**Material:**
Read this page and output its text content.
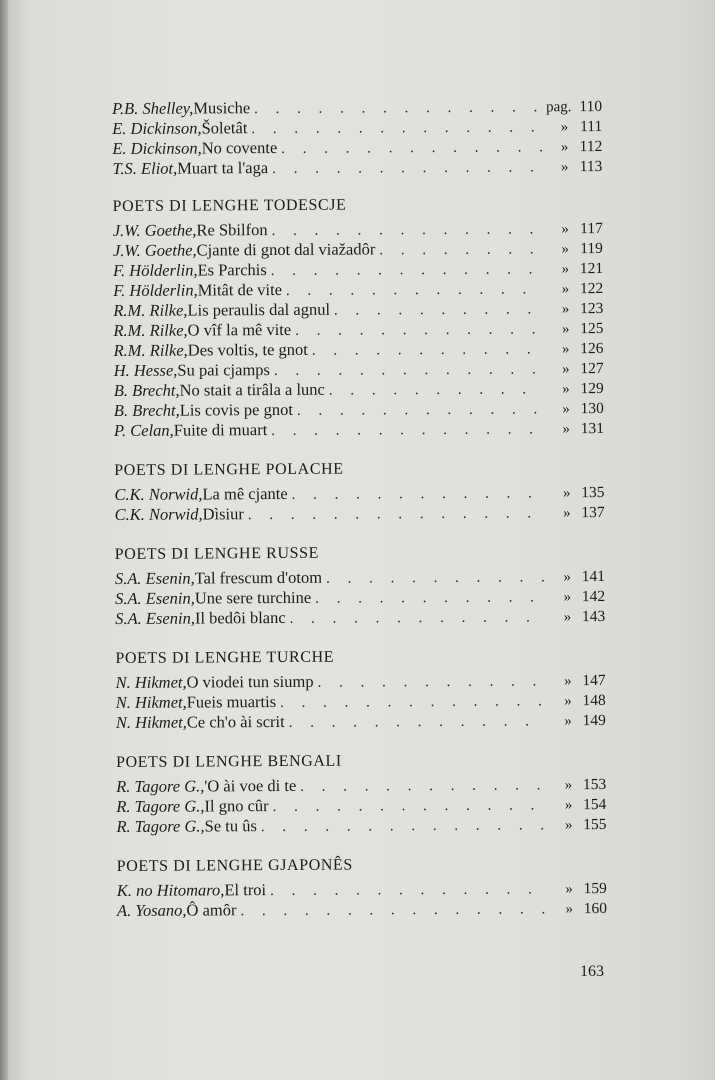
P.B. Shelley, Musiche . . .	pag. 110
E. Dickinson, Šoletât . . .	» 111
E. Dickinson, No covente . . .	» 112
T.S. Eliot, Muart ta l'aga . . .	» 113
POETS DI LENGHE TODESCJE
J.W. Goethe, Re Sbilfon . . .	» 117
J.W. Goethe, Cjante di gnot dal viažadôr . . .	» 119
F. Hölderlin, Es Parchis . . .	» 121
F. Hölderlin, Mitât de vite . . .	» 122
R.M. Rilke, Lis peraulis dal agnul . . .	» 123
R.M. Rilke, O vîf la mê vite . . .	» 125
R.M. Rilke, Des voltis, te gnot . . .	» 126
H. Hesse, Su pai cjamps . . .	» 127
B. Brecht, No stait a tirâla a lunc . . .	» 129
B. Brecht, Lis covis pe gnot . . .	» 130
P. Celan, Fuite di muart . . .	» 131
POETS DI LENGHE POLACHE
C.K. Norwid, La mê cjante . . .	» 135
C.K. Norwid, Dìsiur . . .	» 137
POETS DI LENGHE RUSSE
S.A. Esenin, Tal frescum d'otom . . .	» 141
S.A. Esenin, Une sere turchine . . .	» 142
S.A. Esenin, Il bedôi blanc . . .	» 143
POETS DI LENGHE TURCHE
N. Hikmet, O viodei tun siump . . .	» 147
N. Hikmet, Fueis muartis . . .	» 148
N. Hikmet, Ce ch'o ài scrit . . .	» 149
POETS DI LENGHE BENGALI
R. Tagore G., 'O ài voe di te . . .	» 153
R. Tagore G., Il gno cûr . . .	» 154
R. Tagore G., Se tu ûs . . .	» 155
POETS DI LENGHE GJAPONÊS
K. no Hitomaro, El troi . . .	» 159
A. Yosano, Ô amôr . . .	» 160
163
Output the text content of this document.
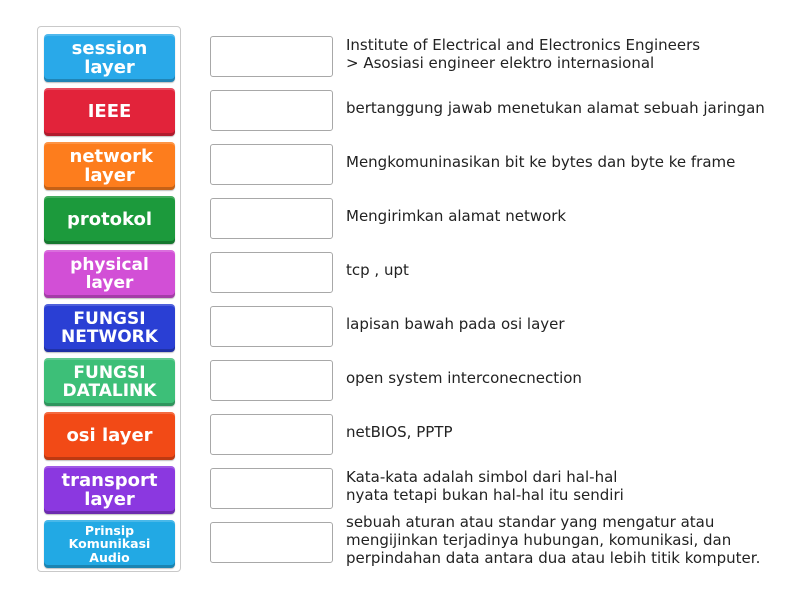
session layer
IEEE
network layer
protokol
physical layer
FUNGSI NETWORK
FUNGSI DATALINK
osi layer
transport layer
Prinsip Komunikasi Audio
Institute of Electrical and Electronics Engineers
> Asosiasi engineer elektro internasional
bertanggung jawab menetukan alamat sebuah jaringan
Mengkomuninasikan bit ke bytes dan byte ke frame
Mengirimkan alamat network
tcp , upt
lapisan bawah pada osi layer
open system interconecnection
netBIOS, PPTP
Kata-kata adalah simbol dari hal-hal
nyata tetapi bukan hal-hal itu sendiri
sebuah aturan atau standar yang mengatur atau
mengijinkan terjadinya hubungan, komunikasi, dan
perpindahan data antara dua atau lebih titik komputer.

**Exercise aim:**
Select every line in the records above that contains the word "layer".

**The output:**
session layer
network layer
physical layer
osi layer
transport layer
lapisan bawah pada osi layer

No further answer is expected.